*Data shown*
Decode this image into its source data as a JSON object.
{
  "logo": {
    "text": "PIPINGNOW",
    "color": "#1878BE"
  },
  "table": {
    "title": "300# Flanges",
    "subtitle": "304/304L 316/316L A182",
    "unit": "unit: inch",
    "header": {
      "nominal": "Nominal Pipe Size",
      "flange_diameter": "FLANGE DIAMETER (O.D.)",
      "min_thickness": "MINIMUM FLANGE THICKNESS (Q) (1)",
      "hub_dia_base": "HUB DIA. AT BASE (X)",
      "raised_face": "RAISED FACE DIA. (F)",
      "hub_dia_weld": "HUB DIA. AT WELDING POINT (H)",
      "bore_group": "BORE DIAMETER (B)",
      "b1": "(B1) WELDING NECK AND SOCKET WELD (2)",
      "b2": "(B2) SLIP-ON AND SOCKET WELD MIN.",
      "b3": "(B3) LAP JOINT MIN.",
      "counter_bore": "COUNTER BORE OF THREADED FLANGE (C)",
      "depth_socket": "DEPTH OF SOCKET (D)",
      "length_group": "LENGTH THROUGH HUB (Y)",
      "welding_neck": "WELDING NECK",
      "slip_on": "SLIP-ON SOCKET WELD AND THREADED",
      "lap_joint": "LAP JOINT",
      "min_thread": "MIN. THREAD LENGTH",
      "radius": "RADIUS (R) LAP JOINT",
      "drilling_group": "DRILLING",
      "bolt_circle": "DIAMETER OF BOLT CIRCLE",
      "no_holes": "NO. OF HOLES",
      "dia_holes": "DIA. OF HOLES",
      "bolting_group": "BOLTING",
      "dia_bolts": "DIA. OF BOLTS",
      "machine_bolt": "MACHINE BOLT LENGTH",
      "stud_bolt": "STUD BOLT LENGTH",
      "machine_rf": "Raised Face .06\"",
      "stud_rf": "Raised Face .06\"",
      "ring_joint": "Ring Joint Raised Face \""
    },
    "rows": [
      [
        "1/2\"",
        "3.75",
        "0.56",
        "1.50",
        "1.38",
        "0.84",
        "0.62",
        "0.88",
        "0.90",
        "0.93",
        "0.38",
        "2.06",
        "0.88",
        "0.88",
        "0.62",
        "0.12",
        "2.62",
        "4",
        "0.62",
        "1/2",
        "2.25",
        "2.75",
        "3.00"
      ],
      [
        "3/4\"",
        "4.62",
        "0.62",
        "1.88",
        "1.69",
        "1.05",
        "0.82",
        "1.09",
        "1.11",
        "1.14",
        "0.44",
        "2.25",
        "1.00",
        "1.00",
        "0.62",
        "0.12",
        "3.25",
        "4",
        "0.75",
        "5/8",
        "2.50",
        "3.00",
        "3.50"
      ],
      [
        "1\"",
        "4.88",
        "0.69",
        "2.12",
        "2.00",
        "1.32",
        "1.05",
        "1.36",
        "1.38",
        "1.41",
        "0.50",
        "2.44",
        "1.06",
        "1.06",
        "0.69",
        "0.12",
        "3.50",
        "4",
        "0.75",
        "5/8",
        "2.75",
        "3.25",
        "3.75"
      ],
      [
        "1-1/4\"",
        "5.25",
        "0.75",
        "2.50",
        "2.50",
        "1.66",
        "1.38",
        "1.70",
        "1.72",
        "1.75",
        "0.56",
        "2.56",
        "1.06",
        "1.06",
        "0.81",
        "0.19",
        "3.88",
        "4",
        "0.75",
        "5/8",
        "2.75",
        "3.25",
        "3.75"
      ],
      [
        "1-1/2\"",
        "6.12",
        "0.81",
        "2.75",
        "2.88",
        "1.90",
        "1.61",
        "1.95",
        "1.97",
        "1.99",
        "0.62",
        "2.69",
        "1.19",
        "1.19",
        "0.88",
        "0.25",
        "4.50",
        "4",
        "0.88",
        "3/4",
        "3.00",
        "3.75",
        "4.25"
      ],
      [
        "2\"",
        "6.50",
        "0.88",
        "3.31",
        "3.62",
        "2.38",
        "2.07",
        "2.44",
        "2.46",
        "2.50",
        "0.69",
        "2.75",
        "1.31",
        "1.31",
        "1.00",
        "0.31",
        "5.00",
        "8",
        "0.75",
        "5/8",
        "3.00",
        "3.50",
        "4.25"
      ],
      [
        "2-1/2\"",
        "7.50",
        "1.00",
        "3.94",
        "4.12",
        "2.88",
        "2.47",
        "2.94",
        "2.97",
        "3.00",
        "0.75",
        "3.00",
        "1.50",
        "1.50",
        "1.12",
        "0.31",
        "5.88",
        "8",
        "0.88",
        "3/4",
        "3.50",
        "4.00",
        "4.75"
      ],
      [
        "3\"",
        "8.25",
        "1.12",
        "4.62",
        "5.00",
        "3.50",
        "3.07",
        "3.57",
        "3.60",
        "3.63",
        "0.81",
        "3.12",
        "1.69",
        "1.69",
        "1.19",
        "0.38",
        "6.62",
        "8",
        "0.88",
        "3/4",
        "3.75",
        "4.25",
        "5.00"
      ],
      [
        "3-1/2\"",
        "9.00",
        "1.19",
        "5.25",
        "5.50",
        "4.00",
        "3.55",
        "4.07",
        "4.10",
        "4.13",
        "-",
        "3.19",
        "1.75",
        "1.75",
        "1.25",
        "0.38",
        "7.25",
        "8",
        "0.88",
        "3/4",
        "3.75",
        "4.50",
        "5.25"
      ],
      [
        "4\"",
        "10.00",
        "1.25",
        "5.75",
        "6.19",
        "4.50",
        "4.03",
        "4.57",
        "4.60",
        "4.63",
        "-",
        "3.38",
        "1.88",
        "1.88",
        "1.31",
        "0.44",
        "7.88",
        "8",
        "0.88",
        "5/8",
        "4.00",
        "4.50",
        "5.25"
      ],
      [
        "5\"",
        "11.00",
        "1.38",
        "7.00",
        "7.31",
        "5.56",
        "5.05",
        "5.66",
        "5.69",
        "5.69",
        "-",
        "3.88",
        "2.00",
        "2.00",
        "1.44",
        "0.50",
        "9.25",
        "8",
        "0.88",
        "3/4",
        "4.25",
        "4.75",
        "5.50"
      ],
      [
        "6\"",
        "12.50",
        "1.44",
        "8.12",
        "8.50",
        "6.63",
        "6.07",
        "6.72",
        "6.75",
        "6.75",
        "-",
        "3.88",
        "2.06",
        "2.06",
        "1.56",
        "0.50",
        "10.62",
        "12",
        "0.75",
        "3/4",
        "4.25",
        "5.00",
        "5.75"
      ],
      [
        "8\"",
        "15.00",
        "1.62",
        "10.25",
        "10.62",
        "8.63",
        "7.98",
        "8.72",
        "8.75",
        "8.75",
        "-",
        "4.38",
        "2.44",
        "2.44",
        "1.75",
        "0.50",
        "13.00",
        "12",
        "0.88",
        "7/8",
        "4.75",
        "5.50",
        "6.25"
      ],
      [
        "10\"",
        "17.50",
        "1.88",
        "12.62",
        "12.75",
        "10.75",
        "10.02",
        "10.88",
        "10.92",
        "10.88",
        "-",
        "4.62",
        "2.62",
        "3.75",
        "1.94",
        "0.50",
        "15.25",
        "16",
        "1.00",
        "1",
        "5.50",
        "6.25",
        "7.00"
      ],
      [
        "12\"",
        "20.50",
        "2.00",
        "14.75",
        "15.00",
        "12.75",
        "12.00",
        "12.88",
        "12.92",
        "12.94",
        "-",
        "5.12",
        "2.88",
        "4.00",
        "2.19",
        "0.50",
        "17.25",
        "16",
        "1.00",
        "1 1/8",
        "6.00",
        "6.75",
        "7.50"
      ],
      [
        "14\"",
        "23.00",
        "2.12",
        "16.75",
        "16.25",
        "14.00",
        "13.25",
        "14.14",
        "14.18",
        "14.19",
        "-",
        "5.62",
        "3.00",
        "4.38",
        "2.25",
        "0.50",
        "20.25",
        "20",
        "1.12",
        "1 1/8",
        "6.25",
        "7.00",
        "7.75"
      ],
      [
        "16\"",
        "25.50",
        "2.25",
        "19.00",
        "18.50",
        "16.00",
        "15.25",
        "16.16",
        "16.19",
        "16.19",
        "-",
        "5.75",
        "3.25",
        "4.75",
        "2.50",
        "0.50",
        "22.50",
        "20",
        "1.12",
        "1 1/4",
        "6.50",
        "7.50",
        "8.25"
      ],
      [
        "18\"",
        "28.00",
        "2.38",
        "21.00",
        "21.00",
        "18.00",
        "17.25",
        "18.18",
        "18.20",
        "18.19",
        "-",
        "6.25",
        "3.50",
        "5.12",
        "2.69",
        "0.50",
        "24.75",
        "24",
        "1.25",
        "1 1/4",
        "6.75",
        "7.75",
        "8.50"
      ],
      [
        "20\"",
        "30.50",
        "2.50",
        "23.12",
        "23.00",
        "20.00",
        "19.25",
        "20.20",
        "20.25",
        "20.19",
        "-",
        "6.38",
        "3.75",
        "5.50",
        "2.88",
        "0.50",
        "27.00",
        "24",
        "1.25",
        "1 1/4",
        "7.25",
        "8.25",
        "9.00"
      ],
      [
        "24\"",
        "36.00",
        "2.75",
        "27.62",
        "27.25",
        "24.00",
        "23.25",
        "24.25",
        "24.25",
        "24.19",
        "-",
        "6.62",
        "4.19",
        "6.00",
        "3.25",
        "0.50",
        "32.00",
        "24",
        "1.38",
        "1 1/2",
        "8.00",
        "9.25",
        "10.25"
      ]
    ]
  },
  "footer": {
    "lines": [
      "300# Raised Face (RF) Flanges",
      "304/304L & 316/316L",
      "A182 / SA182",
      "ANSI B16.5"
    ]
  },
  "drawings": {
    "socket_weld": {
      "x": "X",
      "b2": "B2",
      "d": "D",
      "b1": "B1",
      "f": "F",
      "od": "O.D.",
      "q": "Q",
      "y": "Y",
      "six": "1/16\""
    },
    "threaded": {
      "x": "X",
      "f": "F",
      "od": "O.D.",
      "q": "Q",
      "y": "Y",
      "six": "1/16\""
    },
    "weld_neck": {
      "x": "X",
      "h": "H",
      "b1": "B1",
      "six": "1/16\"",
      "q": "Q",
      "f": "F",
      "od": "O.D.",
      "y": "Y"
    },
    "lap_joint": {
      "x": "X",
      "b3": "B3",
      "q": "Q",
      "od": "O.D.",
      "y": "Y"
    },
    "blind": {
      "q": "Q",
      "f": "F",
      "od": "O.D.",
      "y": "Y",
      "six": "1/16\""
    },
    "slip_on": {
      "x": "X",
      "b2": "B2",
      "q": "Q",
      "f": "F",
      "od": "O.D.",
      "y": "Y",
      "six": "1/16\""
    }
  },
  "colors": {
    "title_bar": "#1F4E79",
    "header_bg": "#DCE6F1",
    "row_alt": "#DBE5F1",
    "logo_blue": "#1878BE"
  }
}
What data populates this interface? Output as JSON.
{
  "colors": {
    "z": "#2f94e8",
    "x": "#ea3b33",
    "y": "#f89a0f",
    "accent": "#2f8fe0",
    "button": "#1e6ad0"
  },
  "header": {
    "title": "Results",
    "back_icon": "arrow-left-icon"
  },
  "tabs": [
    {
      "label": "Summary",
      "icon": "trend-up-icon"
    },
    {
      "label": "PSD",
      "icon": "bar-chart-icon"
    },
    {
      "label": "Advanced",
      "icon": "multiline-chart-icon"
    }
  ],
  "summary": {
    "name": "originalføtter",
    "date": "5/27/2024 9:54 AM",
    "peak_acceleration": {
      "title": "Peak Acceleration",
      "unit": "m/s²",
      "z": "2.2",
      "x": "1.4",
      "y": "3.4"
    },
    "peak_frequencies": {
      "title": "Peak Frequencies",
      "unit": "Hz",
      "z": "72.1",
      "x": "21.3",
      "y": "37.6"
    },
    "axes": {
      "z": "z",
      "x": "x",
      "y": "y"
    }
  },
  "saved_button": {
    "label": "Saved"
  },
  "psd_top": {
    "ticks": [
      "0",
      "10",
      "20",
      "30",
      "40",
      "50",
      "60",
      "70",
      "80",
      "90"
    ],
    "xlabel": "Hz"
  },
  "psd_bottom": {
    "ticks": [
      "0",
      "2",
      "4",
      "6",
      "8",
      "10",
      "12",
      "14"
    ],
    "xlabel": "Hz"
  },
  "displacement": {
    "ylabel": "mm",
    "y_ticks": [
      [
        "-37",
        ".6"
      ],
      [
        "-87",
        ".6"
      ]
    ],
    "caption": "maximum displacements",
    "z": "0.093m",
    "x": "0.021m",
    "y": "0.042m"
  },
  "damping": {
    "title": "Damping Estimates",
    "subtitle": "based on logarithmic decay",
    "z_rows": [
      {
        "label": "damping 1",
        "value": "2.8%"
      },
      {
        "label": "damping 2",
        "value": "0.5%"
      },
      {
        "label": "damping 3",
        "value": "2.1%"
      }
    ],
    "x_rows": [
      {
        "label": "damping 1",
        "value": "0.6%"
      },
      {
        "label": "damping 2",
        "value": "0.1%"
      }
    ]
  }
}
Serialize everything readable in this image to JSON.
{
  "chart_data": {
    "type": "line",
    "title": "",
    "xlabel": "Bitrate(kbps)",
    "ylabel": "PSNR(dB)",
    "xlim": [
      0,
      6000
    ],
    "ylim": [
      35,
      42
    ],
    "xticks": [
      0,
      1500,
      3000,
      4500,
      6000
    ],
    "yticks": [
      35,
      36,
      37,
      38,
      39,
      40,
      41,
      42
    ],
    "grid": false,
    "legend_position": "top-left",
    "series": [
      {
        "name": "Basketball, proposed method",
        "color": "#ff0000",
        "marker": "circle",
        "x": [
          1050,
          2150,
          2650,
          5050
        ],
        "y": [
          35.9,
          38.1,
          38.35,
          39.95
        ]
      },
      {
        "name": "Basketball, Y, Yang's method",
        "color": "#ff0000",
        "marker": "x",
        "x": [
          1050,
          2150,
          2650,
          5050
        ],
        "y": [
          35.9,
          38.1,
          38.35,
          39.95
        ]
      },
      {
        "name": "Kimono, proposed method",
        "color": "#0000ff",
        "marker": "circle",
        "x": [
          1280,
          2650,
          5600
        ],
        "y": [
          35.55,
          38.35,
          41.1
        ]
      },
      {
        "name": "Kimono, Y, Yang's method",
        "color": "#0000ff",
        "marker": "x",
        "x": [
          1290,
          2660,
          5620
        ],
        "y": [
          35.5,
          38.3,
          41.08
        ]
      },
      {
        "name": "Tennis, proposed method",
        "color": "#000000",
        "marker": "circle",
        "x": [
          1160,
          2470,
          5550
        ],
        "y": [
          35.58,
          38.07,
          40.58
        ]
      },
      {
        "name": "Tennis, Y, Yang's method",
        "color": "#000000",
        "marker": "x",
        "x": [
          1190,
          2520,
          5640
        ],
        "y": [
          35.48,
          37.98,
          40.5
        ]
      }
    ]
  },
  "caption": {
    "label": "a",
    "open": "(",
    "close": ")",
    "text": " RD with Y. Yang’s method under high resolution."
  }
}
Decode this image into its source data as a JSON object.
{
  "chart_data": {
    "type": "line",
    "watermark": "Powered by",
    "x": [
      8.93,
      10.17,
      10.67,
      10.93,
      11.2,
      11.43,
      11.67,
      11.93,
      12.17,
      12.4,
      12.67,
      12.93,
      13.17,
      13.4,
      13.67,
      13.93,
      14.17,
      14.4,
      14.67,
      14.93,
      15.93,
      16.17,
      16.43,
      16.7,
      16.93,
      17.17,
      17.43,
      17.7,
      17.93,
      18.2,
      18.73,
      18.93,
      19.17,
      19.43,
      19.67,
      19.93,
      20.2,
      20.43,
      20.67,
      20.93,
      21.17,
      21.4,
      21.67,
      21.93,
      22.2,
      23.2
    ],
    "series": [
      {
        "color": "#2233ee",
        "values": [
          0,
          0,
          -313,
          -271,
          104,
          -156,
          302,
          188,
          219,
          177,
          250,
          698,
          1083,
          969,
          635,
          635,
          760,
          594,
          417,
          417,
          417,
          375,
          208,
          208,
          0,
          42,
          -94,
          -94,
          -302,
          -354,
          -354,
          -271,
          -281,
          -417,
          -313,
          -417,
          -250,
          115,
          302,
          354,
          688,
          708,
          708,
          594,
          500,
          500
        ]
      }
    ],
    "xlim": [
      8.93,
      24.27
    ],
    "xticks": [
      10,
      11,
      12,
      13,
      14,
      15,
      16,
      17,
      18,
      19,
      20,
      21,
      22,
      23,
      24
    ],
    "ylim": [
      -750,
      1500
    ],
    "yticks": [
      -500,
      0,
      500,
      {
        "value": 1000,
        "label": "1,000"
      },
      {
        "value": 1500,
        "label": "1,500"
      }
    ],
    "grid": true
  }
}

*The problem*
Copy out each line of the records that holds the string "text".

*Answer for the task*
    "text": "PIPINGNOW",
    "text": " RD with Y. Yang’s method under high resolution."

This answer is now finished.